Requirement
Repeat the data verbatim.

(Rows from a dataset)
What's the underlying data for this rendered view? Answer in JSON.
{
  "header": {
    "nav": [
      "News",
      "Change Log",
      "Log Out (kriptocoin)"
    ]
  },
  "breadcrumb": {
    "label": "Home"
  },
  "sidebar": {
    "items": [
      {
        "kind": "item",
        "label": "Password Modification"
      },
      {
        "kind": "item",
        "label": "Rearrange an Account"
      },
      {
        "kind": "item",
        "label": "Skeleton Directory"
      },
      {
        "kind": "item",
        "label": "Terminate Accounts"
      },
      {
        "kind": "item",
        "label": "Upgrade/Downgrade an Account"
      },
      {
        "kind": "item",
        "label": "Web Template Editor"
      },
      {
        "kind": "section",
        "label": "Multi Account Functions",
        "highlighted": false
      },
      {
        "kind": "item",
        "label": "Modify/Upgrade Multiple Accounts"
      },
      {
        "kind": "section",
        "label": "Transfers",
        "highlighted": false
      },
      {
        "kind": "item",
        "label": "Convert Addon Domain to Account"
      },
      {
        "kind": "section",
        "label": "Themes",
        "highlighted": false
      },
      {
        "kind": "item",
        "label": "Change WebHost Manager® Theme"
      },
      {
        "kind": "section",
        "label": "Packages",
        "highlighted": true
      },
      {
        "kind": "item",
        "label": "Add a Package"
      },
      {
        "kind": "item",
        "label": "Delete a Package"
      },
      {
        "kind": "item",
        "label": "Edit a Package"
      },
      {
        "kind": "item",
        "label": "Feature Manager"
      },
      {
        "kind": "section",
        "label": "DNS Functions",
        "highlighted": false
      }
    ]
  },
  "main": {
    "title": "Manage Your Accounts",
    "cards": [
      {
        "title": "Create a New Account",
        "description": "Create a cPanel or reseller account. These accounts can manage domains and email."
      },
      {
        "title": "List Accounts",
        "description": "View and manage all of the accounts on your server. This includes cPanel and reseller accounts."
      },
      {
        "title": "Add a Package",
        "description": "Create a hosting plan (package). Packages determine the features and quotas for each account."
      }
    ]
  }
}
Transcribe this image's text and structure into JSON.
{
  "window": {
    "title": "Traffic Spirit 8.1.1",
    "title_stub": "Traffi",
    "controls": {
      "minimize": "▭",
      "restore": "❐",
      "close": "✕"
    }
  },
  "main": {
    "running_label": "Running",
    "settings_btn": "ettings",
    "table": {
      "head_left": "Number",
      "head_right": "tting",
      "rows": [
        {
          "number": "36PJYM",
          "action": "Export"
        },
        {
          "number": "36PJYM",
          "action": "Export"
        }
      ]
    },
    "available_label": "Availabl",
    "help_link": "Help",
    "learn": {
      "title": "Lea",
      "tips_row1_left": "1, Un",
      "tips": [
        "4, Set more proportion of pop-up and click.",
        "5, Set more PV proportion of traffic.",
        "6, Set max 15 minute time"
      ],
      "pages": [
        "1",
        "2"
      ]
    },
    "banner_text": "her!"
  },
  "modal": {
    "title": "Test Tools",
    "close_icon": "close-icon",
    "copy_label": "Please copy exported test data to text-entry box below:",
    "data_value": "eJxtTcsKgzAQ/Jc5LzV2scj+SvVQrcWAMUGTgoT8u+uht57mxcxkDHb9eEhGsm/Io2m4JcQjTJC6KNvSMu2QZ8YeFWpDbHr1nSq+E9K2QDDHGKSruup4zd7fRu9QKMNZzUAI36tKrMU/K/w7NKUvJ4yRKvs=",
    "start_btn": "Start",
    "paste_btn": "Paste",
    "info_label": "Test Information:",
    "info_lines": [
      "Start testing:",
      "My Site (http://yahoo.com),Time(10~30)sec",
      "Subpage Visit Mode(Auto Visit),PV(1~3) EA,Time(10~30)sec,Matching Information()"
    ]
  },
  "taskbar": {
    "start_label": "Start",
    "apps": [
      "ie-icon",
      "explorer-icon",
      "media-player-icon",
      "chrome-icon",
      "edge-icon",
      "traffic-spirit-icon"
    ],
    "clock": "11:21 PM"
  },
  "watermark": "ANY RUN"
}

Written solution
What's the underlying data for this rendered view? Answer in JSON.
{
  "header": {
    "nav": [
      "News",
      "Change Log",
      "Log Out (kriptocoin)"
    ]
  },
  "breadcrumb": {
    "label": "Home"
  },
  "sidebar": {
    "items": [
      {
        "kind": "item",
        "label": "Password Modification"
      },
      {
        "kind": "item",
        "label": "Rearrange an Account"
      },
      {
        "kind": "item",
        "label": "Skeleton Directory"
      },
      {
        "kind": "item",
        "label": "Terminate Accounts"
      },
      {
        "kind": "item",
        "label": "Upgrade/Downgrade an Account"
      },
      {
        "kind": "item",
        "label": "Web Template Editor"
      },
      {
        "kind": "section",
        "label": "Multi Account Functions",
        "highlighted": false
      },
      {
        "kind": "item",
        "label": "Modify/Upgrade Multiple Accounts"
      },
      {
        "kind": "section",
        "label": "Transfers",
        "highlighted": false
      },
      {
        "kind": "item",
        "label": "Convert Addon Domain to Account"
      },
      {
        "kind": "section",
        "label": "Themes",
        "highlighted": false
      },
      {
        "kind": "item",
        "label": "Change WebHost Manager® Theme"
      },
      {
        "kind": "section",
        "label": "Packages",
        "highlighted": true
      },
      {
        "kind": "item",
        "label": "Add a Package"
      },
      {
        "kind": "item",
        "label": "Delete a Package"
      },
      {
        "kind": "item",
        "label": "Edit a Package"
      },
      {
        "kind": "item",
        "label": "Feature Manager"
      },
      {
        "kind": "section",
        "label": "DNS Functions",
        "highlighted": false
      }
    ]
  },
  "main": {
    "title": "Manage Your Accounts",
    "cards": [
      {
        "title": "Create a New Account",
        "description": "Create a cPanel or reseller account. These accounts can manage domains and email."
      },
      {
        "title": "List Accounts",
        "description": "View and manage all of the accounts on your server. This includes cPanel and reseller accounts."
      },
      {
        "title": "Add a Package",
        "description": "Create a hosting plan (package). Packages determine the features and quotas for each account."
      }
    ]
  }
}
Transcribe this image's text and structure into JSON.
{
  "window": {
    "title": "Traffic Spirit 8.1.1",
    "title_stub": "Traffi",
    "controls": {
      "minimize": "▭",
      "restore": "❐",
      "close": "✕"
    }
  },
  "main": {
    "running_label": "Running",
    "settings_btn": "ettings",
    "table": {
      "head_left": "Number",
      "head_right": "tting",
      "rows": [
        {
          "number": "36PJYM",
          "action": "Export"
        },
        {
          "number": "36PJYM",
          "action": "Export"
        }
      ]
    },
    "available_label": "Availabl",
    "help_link": "Help",
    "learn": {
      "title": "Lea",
      "tips_row1_left": "1, Un",
      "tips": [
        "4, Set more proportion of pop-up and click.",
        "5, Set more PV proportion of traffic.",
        "6, Set max 15 minute time"
      ],
      "pages": [
        "1",
        "2"
      ]
    },
    "banner_text": "her!"
  },
  "modal": {
    "title": "Test Tools",
    "close_icon": "close-icon",
    "copy_label": "Please copy exported test data to text-entry box below:",
    "data_value": "eJxtTcsKgzAQ/Jc5LzV2scj+SvVQrcWAMUGTgoT8u+uht57mxcxkDHb9eEhGsm/Io2m4JcQjTJC6KNvSMu2QZ8YeFWpDbHr1nSq+E9K2QDDHGKSruup4zd7fRu9QKMNZzUAI36tKrMU/K/w7NKUvJ4yRKvs=",
    "start_btn": "Start",
    "paste_btn": "Paste",
    "info_label": "Test Information:",
    "info_lines": [
      "Start testing:",
      "My Site (http://yahoo.com),Time(10~30)sec",
      "Subpage Visit Mode(Auto Visit),PV(1~3) EA,Time(10~30)sec,Matching Information()"
    ]
  },
  "taskbar": {
    "start_label": "Start",
    "apps": [
      "ie-icon",
      "explorer-icon",
      "media-player-icon",
      "chrome-icon",
      "edge-icon",
      "traffic-spirit-icon"
    ],
    "clock": "11:21 PM"
  },
  "watermark": "ANY RUN"
}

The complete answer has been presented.